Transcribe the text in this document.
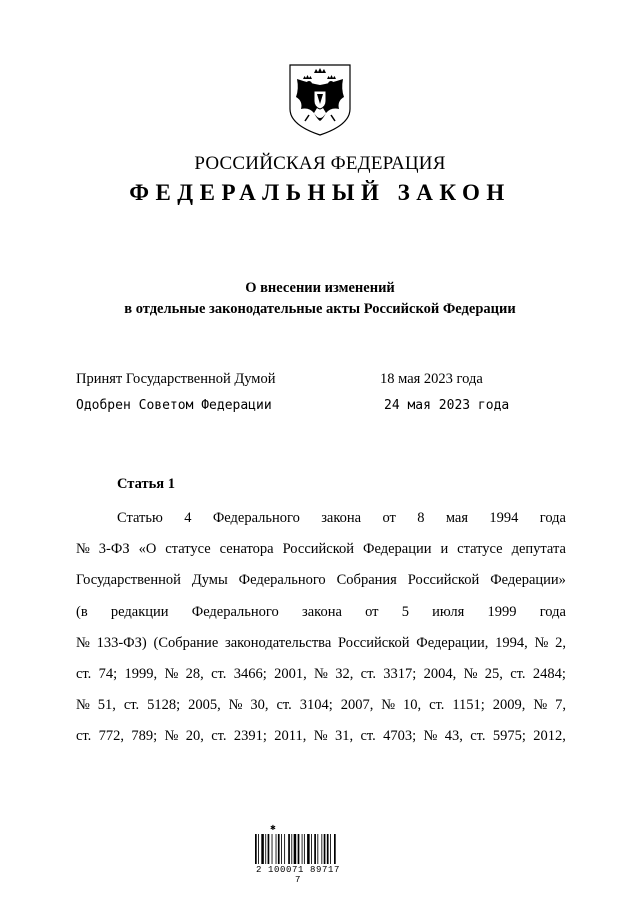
РОССИЙСКАЯ ФЕДЕРАЦИЯ
ФЕДЕРАЛЬНЫЙ ЗАКОН
О внесении изменений
в отдельные законодательные акты Российской Федерации
Принят Государственной Думой	18 мая 2023 года
Одобрен Советом Федерации	24 мая 2023 года
Статья 1
Статью 4 Федерального закона от 8 мая 1994 года
№ 3-ФЗ «О статусе сенатора Российской Федерации и статусе депутата
Государственной Думы Федерального Собрания Российской Федерации»
(в редакции Федерального закона от 5 июля 1999 года
№ 133-ФЗ) (Собрание законодательства Российской Федерации, 1994, № 2,
ст. 74; 1999, № 28, ст. 3466; 2001, № 32, ст. 3317; 2004, № 25, ст. 2484;
№ 51, ст. 5128; 2005, № 30, ст. 3104; 2007, № 10, ст. 1151; 2009, № 7,
ст. 772, 789; № 20, ст. 2391; 2011, № 31, ст. 4703; № 43, ст. 5975; 2012,
✱
2 100071 89717 7
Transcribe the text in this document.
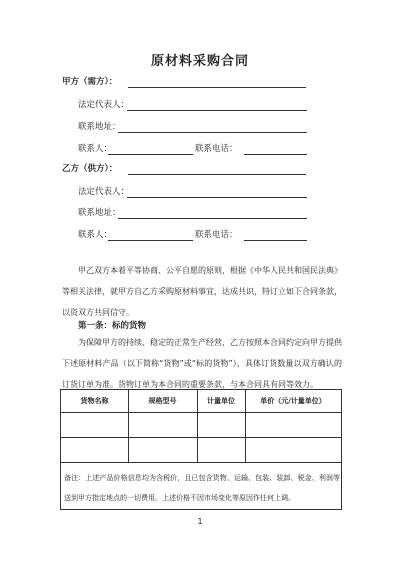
原材料采购合同
甲方（需方）：
法定代表人：
联系地址：
联系人：	联系电话：
乙方（供方）：
法定代表人：
联系地址：
联系人：	联系电话：
甲乙双方本着平等协商、公平自愿的原则，根据《中华人民共和国民法典》等相关法律，就甲方自乙方采购原材料事宜，达成共识，特订立如下合同条款，以资双方共同信守。
第一条：标的货物
为保障甲方的持续、稳定的正常生产经营，乙方按照本合同约定向甲方提供下述原材料产品（以下简称“货物”或“标的货物”），具体订货数量以双方确认的订货订单为准。货物订单为本合同的重要条款，与本合同具有同等效力。
货物名称	规格型号	计量单位	单价（元/计量单位）
备注：上述产品价格信息均为含税价，且已包含货物、运输、包装、装卸、税金、利润等送到甲方指定地点的一切费用。上述价格不因市场变化等原因作任何上调。
1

● Instructions for the task
Search the lines for the string "закона" and copy every line that has it.

● Solution below
Статью 4 Федерального закона от 8 мая 1994 года
(в редакции Федерального закона от 5 июля 1999 года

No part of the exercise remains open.